**Stored rows:**
* * * * *

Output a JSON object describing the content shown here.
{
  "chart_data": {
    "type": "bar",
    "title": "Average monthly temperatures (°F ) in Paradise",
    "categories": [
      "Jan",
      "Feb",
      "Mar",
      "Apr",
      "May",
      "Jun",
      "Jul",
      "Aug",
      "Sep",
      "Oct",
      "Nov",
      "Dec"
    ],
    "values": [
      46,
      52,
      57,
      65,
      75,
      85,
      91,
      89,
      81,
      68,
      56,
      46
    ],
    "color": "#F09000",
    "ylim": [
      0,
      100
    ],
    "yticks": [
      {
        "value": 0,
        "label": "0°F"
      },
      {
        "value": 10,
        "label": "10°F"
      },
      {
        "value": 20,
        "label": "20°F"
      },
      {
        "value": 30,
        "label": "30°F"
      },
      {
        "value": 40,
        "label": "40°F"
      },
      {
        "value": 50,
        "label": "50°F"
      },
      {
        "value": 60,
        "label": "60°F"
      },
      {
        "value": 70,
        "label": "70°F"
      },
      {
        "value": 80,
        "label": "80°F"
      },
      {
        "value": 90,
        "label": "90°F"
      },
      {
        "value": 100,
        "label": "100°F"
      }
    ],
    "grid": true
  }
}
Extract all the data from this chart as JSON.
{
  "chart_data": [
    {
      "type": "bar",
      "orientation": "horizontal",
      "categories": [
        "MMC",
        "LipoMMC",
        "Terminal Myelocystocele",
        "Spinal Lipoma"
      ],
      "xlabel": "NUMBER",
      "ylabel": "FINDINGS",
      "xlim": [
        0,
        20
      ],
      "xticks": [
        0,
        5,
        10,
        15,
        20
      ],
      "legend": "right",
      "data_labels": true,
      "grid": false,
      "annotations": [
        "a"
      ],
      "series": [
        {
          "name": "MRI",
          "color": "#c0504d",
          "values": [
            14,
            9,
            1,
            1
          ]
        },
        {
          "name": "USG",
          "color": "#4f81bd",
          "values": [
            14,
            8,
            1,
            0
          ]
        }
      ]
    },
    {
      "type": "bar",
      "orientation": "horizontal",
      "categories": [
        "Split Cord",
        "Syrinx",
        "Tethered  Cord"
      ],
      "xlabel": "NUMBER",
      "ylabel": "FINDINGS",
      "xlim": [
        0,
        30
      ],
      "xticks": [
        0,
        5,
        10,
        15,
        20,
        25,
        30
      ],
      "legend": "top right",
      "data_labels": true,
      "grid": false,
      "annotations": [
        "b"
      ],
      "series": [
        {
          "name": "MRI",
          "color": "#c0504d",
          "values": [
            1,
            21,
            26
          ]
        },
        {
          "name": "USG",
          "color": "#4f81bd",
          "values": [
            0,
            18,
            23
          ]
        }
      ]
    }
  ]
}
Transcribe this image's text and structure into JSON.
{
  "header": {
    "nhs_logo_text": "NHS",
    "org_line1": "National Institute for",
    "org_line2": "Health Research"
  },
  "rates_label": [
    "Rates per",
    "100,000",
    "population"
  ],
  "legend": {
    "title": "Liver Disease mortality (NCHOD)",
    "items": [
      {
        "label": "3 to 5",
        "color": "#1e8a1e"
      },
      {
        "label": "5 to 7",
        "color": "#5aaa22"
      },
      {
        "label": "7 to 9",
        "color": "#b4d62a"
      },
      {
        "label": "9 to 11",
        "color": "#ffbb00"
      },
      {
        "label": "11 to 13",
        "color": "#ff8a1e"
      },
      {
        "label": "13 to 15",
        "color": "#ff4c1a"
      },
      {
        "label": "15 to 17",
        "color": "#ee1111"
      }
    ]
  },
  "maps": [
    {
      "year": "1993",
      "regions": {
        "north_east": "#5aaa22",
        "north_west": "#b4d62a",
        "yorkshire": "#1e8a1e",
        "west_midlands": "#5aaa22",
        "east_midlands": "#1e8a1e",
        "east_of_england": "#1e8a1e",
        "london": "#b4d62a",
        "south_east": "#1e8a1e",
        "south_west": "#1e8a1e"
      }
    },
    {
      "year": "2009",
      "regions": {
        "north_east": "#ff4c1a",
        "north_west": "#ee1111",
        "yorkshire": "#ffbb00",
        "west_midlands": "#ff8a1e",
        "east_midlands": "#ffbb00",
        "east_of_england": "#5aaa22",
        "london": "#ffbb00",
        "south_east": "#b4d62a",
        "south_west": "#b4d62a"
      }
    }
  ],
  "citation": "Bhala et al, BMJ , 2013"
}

* * * * *

Identify and copy lines that hold the string "title".

    "title": "Average monthly temperatures (°F ) in Paradise",
    "title": "Liver Disease mortality (NCHOD)",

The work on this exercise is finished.